◆ **What is expected**: Print every record below exactly as written.

- - - - - - -

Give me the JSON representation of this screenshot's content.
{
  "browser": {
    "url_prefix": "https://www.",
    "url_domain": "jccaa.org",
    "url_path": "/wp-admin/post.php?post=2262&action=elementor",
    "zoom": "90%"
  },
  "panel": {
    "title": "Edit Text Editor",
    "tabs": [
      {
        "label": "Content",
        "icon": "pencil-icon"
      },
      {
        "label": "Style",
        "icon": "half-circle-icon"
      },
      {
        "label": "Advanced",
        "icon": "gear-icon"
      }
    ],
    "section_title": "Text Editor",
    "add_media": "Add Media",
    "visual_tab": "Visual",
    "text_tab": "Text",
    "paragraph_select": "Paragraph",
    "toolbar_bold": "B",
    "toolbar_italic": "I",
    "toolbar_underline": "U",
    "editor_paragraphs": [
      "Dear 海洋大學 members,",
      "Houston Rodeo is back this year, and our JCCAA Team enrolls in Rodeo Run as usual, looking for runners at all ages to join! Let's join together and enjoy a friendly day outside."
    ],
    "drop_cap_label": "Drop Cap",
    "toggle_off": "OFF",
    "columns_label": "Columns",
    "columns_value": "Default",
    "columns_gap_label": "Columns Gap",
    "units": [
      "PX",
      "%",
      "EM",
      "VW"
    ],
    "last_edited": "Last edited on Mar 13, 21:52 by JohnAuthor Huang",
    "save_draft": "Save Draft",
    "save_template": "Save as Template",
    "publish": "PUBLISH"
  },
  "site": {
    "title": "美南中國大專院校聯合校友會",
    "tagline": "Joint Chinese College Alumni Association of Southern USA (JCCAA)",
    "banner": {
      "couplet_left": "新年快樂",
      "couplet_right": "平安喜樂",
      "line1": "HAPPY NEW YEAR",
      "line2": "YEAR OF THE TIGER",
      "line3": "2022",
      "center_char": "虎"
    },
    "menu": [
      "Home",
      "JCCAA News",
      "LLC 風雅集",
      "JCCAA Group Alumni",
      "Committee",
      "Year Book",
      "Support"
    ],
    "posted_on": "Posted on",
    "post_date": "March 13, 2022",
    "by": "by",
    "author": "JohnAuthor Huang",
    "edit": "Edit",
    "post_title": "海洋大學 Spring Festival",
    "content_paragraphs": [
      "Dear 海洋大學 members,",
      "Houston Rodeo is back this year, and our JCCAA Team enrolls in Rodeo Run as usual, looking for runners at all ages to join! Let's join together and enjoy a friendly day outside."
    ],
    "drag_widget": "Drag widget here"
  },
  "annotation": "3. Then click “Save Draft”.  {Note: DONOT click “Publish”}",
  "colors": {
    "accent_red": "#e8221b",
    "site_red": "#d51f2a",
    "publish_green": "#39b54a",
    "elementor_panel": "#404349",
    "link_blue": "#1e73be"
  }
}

- - - - - - -

◆ **Output for this exercise**:
Give me the JSON representation of this screenshot's content.
{
  "browser": {
    "url_prefix": "https://www.",
    "url_domain": "jccaa.org",
    "url_path": "/wp-admin/post.php?post=2262&action=elementor",
    "zoom": "90%"
  },
  "panel": {
    "title": "Edit Text Editor",
    "tabs": [
      {
        "label": "Content",
        "icon": "pencil-icon"
      },
      {
        "label": "Style",
        "icon": "half-circle-icon"
      },
      {
        "label": "Advanced",
        "icon": "gear-icon"
      }
    ],
    "section_title": "Text Editor",
    "add_media": "Add Media",
    "visual_tab": "Visual",
    "text_tab": "Text",
    "paragraph_select": "Paragraph",
    "toolbar_bold": "B",
    "toolbar_italic": "I",
    "toolbar_underline": "U",
    "editor_paragraphs": [
      "Dear 海洋大學 members,",
      "Houston Rodeo is back this year, and our JCCAA Team enrolls in Rodeo Run as usual, looking for runners at all ages to join! Let's join together and enjoy a friendly day outside."
    ],
    "drop_cap_label": "Drop Cap",
    "toggle_off": "OFF",
    "columns_label": "Columns",
    "columns_value": "Default",
    "columns_gap_label": "Columns Gap",
    "units": [
      "PX",
      "%",
      "EM",
      "VW"
    ],
    "last_edited": "Last edited on Mar 13, 21:52 by JohnAuthor Huang",
    "save_draft": "Save Draft",
    "save_template": "Save as Template",
    "publish": "PUBLISH"
  },
  "site": {
    "title": "美南中國大專院校聯合校友會",
    "tagline": "Joint Chinese College Alumni Association of Southern USA (JCCAA)",
    "banner": {
      "couplet_left": "新年快樂",
      "couplet_right": "平安喜樂",
      "line1": "HAPPY NEW YEAR",
      "line2": "YEAR OF THE TIGER",
      "line3": "2022",
      "center_char": "虎"
    },
    "menu": [
      "Home",
      "JCCAA News",
      "LLC 風雅集",
      "JCCAA Group Alumni",
      "Committee",
      "Year Book",
      "Support"
    ],
    "posted_on": "Posted on",
    "post_date": "March 13, 2022",
    "by": "by",
    "author": "JohnAuthor Huang",
    "edit": "Edit",
    "post_title": "海洋大學 Spring Festival",
    "content_paragraphs": [
      "Dear 海洋大學 members,",
      "Houston Rodeo is back this year, and our JCCAA Team enrolls in Rodeo Run as usual, looking for runners at all ages to join! Let's join together and enjoy a friendly day outside."
    ],
    "drag_widget": "Drag widget here"
  },
  "annotation": "3. Then click “Save Draft”.  {Note: DONOT click “Publish”}",
  "colors": {
    "accent_red": "#e8221b",
    "site_red": "#d51f2a",
    "publish_green": "#39b54a",
    "elementor_panel": "#404349",
    "link_blue": "#1e73be"
  }
}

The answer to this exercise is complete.